### [YOUR GOAL]
From the rows below, extract every line that contains the string "column", matching case exactly.

*****

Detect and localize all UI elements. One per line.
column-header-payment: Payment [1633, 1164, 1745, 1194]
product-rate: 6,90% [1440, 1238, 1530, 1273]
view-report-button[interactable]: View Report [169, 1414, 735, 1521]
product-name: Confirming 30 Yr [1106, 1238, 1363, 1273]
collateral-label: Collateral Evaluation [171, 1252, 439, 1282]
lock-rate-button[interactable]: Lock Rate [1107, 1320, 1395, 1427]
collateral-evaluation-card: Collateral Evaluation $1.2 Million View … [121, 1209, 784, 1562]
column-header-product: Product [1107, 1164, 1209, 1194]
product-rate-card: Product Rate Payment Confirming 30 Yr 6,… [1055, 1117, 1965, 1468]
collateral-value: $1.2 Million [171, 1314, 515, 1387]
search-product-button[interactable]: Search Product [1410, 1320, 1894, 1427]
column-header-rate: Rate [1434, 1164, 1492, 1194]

*****

### [RESULT BELOW]
column-header-payment: Payment [1633, 1164, 1745, 1194]
column-header-product: Product [1107, 1164, 1209, 1194]
column-header-rate: Rate [1434, 1164, 1492, 1194]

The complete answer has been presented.